## [PROBLEM TO SOLVE]
Report how many lines of the records below include the word "upshift". Give nothing but the number.

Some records
--*--
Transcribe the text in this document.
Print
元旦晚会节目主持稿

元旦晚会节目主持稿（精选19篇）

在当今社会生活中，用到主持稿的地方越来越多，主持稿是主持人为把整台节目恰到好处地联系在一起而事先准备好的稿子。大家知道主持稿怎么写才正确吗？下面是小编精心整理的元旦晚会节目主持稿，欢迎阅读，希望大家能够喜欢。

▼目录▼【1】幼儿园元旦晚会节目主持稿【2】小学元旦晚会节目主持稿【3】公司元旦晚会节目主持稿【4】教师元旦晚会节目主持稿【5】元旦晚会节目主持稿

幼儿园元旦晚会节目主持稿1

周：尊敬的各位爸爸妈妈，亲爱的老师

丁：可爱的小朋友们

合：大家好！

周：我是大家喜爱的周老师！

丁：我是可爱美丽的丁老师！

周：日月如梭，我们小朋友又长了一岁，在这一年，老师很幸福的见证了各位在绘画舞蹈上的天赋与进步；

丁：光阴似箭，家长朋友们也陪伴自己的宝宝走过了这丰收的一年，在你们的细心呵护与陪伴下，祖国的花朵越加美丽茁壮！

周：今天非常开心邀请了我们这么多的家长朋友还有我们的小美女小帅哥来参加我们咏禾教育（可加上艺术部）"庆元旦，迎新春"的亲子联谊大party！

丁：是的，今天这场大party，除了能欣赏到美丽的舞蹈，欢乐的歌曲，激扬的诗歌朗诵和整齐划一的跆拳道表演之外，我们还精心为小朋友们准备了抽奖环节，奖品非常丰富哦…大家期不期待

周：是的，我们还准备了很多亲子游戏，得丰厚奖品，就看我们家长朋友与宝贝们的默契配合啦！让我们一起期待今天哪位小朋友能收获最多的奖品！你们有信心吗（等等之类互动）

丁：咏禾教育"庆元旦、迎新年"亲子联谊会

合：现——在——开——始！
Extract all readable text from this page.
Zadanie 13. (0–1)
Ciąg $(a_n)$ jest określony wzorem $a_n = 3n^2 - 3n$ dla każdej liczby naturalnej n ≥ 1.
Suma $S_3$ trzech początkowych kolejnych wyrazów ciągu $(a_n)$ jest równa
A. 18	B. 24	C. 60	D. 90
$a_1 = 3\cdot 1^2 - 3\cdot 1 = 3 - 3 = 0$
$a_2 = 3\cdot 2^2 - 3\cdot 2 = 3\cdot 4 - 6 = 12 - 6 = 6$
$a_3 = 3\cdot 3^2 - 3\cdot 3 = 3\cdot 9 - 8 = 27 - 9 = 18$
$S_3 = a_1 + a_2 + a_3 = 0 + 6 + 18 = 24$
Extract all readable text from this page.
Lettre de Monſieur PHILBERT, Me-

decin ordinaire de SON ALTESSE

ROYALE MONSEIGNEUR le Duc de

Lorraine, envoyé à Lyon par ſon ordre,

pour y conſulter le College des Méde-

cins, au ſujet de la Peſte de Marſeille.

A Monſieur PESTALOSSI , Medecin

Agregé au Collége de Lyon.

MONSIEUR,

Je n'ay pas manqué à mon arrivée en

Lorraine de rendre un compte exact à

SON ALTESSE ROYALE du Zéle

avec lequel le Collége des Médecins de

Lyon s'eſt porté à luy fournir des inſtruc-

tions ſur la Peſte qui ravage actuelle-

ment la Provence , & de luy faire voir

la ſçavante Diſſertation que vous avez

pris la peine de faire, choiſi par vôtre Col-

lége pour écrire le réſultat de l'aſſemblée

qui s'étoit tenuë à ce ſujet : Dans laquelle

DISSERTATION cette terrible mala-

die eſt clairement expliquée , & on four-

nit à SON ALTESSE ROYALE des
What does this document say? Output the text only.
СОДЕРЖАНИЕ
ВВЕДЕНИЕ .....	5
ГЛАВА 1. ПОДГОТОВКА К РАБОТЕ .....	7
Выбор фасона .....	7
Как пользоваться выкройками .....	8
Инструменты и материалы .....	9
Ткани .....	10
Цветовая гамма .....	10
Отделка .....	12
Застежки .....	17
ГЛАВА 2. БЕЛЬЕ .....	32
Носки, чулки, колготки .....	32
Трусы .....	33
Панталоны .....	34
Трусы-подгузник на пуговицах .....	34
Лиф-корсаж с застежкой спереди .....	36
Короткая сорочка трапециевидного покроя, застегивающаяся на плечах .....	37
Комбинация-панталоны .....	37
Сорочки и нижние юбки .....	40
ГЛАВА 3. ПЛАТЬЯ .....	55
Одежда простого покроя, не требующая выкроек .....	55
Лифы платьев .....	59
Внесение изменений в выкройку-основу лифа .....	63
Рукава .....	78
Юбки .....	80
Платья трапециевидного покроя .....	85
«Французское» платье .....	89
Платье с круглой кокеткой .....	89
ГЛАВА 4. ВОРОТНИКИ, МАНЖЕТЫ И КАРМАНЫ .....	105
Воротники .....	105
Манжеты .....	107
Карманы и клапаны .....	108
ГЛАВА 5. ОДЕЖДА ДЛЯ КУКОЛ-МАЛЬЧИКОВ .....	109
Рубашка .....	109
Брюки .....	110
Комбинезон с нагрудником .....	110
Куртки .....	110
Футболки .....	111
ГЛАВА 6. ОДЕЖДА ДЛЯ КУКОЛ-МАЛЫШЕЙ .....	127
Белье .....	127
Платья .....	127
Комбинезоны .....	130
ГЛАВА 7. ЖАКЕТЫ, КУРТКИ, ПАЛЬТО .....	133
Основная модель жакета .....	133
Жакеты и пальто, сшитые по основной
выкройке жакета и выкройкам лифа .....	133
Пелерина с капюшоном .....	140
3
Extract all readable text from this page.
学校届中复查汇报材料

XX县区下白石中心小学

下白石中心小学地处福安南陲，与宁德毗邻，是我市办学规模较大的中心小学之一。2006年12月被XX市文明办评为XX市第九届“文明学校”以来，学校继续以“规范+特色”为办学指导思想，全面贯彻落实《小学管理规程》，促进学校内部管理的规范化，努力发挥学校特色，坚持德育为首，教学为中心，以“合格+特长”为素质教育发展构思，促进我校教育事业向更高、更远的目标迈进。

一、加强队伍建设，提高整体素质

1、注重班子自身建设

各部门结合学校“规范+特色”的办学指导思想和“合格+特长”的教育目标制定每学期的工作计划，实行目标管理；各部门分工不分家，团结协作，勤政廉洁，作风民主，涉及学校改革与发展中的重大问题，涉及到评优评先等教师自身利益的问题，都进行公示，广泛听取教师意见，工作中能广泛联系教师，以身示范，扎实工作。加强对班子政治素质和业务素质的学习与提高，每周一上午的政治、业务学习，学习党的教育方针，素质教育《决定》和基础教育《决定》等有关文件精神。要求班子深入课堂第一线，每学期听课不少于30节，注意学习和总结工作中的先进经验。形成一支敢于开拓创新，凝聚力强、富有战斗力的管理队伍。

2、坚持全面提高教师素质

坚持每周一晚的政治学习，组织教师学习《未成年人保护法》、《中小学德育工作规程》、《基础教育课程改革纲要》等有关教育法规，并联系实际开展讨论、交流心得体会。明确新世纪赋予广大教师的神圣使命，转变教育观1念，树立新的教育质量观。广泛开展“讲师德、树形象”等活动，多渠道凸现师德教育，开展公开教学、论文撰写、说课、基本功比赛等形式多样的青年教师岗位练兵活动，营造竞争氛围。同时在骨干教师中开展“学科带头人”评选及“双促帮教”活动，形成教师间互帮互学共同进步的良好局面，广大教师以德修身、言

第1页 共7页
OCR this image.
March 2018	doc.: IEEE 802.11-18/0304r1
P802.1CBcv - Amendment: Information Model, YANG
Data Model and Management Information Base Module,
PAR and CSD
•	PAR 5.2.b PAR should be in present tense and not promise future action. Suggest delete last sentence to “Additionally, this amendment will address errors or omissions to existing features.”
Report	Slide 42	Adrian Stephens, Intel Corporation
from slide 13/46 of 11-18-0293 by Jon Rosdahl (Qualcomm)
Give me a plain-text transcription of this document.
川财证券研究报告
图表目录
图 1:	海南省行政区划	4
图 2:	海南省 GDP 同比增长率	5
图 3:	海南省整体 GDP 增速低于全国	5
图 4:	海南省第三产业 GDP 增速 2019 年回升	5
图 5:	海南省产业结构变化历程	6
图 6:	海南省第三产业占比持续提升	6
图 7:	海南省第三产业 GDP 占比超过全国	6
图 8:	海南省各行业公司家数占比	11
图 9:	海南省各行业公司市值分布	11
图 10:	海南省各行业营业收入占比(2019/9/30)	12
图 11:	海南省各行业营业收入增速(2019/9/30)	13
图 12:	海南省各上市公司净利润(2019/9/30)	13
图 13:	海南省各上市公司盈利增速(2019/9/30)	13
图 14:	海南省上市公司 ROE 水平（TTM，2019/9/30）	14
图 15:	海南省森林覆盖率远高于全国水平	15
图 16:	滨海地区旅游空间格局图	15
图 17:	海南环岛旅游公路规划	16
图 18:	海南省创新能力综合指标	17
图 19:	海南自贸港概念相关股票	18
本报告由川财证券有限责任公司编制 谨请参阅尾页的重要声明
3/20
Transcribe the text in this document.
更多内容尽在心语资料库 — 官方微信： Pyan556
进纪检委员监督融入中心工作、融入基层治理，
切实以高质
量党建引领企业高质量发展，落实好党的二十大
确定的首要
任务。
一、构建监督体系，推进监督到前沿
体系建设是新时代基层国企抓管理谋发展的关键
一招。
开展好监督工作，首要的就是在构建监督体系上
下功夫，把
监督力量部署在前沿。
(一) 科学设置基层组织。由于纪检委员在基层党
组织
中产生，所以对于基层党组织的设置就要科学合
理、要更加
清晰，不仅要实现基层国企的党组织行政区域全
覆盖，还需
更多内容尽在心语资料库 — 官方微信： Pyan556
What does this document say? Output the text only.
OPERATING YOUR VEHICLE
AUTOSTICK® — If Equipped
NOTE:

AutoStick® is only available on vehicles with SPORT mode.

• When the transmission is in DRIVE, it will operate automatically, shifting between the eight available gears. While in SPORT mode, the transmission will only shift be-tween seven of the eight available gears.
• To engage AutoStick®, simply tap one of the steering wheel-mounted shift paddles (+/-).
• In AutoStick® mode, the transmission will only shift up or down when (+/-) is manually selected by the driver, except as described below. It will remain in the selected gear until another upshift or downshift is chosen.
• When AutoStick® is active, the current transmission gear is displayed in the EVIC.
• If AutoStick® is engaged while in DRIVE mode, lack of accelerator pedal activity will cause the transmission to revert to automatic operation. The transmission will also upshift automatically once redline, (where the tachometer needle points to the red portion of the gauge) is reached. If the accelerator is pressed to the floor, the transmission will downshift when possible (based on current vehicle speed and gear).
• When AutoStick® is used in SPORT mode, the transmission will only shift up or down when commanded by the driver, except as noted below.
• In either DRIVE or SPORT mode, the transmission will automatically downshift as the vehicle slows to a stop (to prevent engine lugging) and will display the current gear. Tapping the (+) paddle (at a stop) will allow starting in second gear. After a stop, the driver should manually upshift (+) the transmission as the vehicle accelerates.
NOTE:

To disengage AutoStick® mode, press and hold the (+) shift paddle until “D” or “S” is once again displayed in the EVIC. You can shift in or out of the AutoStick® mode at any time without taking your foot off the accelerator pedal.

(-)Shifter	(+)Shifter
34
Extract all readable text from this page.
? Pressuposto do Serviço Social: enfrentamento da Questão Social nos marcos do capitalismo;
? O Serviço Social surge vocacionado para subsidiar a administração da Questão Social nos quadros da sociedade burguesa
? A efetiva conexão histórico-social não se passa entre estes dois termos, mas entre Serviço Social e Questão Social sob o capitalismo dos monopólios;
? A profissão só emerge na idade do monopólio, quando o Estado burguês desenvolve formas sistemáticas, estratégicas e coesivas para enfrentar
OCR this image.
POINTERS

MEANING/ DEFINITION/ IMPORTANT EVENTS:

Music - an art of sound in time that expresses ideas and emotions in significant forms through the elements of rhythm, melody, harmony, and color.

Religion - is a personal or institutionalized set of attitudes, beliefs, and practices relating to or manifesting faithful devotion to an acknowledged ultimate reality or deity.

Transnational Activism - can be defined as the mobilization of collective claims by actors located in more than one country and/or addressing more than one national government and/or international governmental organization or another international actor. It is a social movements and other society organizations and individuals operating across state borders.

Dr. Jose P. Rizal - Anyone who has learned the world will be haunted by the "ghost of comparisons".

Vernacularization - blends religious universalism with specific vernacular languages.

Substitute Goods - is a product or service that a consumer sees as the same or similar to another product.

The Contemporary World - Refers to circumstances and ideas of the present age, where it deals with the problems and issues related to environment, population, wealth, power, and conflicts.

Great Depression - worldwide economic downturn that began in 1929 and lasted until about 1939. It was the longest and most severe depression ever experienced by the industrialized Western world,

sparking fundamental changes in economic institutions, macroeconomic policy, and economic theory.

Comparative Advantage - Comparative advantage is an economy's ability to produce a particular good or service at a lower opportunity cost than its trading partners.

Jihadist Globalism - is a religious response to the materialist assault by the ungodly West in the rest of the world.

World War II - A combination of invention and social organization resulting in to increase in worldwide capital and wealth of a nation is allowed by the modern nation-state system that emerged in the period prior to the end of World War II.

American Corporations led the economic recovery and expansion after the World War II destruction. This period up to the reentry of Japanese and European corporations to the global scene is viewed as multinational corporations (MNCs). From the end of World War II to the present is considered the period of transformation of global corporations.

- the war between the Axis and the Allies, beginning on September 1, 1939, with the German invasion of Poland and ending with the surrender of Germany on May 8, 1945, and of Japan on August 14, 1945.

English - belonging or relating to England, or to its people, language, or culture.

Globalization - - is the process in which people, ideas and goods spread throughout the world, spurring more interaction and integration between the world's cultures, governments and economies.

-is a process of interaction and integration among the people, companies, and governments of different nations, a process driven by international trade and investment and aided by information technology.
--*--
## [ANSWER TO THE PROBLEM]
3